WHAT THIS TASK INVOLVES: Write out every line of the material as it stands, apart from the pictures.

Saved data entries:
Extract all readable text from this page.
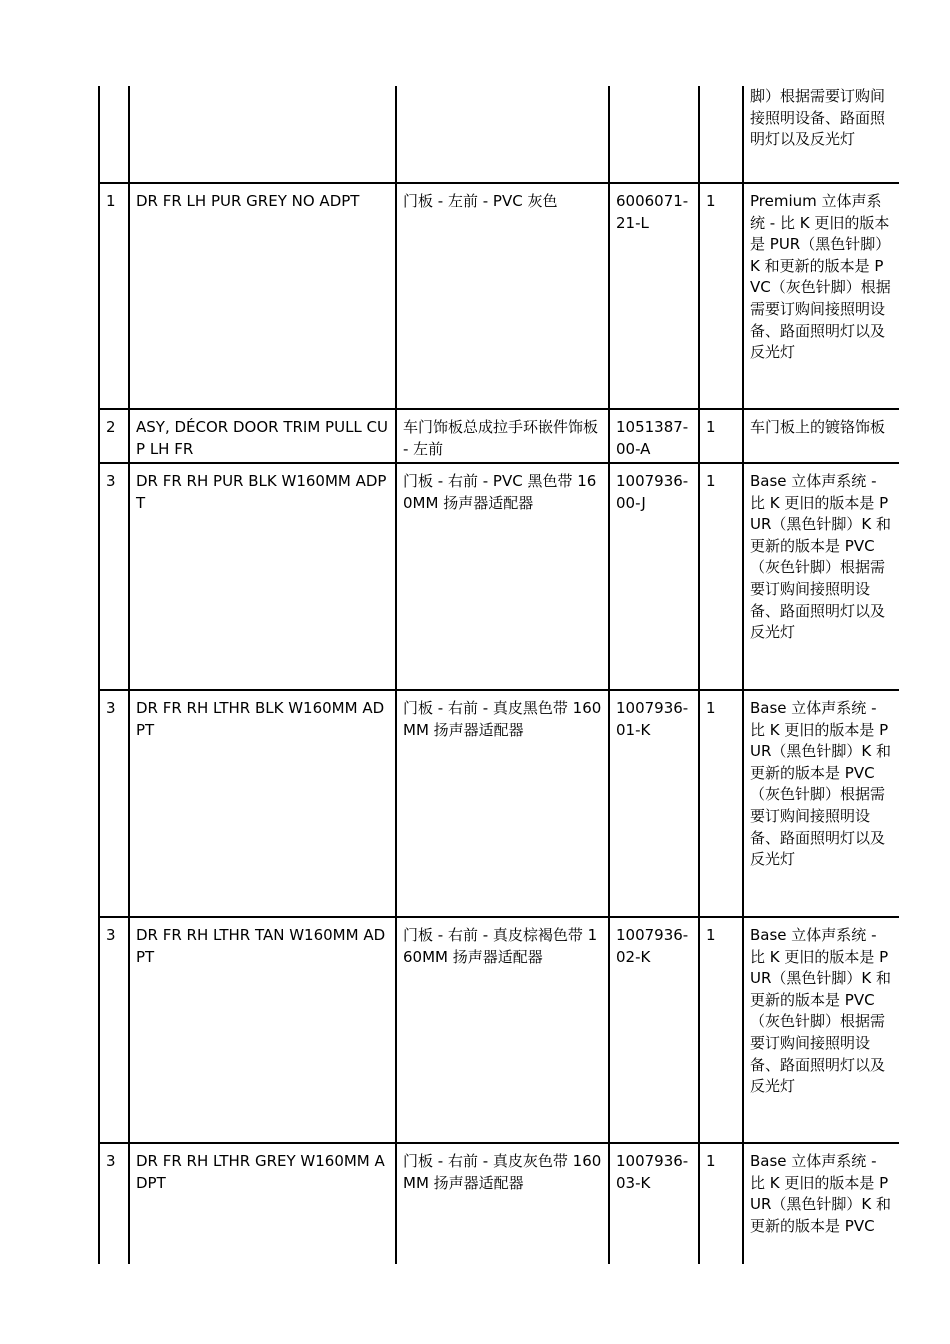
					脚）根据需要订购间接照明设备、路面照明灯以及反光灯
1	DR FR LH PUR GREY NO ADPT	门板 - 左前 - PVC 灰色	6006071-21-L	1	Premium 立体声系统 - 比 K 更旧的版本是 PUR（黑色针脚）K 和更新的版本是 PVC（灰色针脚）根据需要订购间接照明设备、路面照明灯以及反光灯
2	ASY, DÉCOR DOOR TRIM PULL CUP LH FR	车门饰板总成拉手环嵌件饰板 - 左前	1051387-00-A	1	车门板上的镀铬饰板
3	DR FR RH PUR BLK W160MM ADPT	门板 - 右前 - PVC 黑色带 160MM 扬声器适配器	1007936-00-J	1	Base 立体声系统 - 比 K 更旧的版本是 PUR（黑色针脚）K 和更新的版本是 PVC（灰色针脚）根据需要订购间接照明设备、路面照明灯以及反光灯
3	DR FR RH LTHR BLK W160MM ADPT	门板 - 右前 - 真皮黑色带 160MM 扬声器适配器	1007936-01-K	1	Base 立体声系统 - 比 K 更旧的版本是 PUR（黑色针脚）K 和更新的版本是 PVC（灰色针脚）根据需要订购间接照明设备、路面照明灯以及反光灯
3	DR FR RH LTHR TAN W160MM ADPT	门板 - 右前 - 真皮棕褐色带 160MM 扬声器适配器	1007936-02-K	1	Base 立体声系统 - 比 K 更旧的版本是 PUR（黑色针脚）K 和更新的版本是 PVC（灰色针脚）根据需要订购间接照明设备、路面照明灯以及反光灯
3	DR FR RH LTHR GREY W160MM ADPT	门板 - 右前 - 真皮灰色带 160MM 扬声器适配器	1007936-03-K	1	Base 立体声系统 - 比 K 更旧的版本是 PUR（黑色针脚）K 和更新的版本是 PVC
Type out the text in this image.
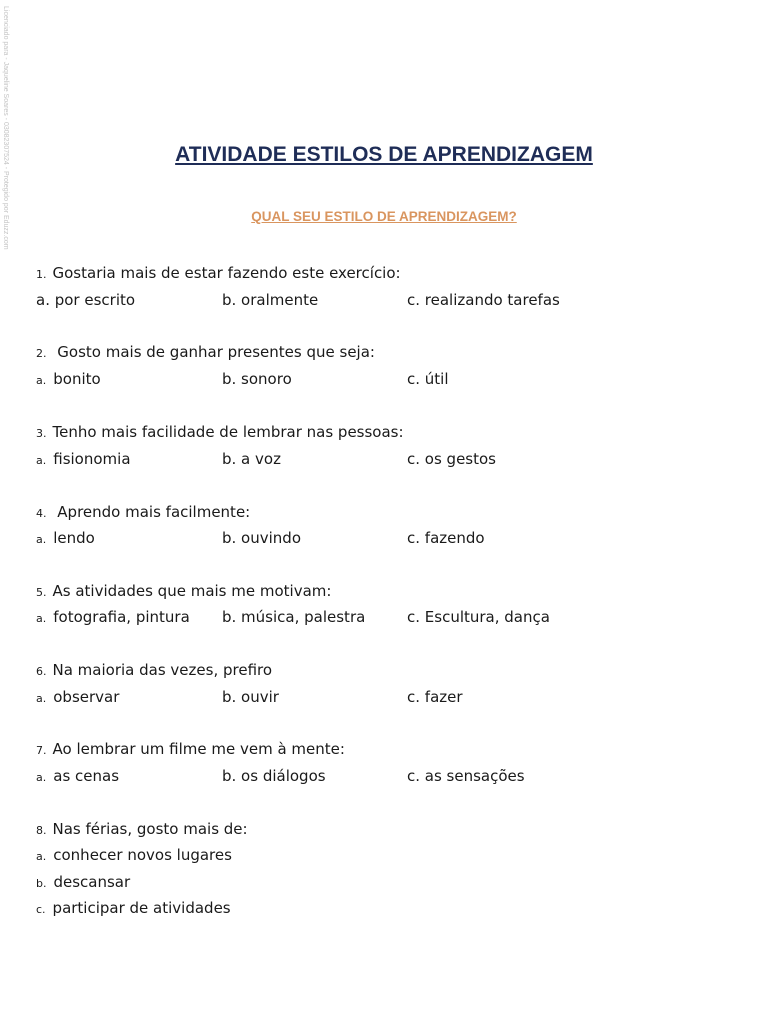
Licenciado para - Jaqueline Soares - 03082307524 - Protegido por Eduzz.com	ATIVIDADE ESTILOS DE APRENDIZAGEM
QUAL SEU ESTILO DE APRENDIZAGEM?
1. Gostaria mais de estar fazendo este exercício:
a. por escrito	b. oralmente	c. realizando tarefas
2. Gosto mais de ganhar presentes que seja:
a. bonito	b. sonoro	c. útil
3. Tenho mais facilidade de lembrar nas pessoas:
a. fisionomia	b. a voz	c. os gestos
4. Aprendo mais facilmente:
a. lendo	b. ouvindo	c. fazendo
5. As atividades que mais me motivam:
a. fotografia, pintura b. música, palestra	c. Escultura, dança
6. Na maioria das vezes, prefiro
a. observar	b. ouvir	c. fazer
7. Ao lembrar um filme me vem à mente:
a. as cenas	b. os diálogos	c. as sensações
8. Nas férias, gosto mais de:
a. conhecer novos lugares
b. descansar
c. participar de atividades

ANSWER TO THE EXERCISE:
Extract all readable text from this page.
					脚）根据需要订购间接照明设备、路面照明灯以及反光灯
1	DR FR LH PUR GREY NO ADPT	门板 - 左前 - PVC 灰色	6006071-21-L	1	Premium 立体声系统 - 比 K 更旧的版本是 PUR（黑色针脚）K 和更新的版本是 PVC（灰色针脚）根据需要订购间接照明设备、路面照明灯以及反光灯
2	ASY, DÉCOR DOOR TRIM PULL CUP LH FR	车门饰板总成拉手环嵌件饰板 - 左前	1051387-00-A	1	车门板上的镀铬饰板
3	DR FR RH PUR BLK W160MM ADPT	门板 - 右前 - PVC 黑色带 160MM 扬声器适配器	1007936-00-J	1	Base 立体声系统 - 比 K 更旧的版本是 PUR（黑色针脚）K 和更新的版本是 PVC（灰色针脚）根据需要订购间接照明设备、路面照明灯以及反光灯
3	DR FR RH LTHR BLK W160MM ADPT	门板 - 右前 - 真皮黑色带 160MM 扬声器适配器	1007936-01-K	1	Base 立体声系统 - 比 K 更旧的版本是 PUR（黑色针脚）K 和更新的版本是 PVC（灰色针脚）根据需要订购间接照明设备、路面照明灯以及反光灯
3	DR FR RH LTHR TAN W160MM ADPT	门板 - 右前 - 真皮棕褐色带 160MM 扬声器适配器	1007936-02-K	1	Base 立体声系统 - 比 K 更旧的版本是 PUR（黑色针脚）K 和更新的版本是 PVC（灰色针脚）根据需要订购间接照明设备、路面照明灯以及反光灯
3	DR FR RH LTHR GREY W160MM ADPT	门板 - 右前 - 真皮灰色带 160MM 扬声器适配器	1007936-03-K	1	Base 立体声系统 - 比 K 更旧的版本是 PUR（黑色针脚）K 和更新的版本是 PVC
Type out the text in this image.
Licenciado para - Jaqueline Soares - 03082307524 - Protegido por Eduzz.com	ATIVIDADE ESTILOS DE APRENDIZAGEM
QUAL SEU ESTILO DE APRENDIZAGEM?
1. Gostaria mais de estar fazendo este exercício:
a. por escrito	b. oralmente	c. realizando tarefas
2. Gosto mais de ganhar presentes que seja:
a. bonito	b. sonoro	c. útil
3. Tenho mais facilidade de lembrar nas pessoas:
a. fisionomia	b. a voz	c. os gestos
4. Aprendo mais facilmente:
a. lendo	b. ouvindo	c. fazendo
5. As atividades que mais me motivam:
a. fotografia, pintura b. música, palestra	c. Escultura, dança
6. Na maioria das vezes, prefiro
a. observar	b. ouvir	c. fazer
7. Ao lembrar um filme me vem à mente:
a. as cenas	b. os diálogos	c. as sensações
8. Nas férias, gosto mais de:
a. conhecer novos lugares
b. descansar
c. participar de atividades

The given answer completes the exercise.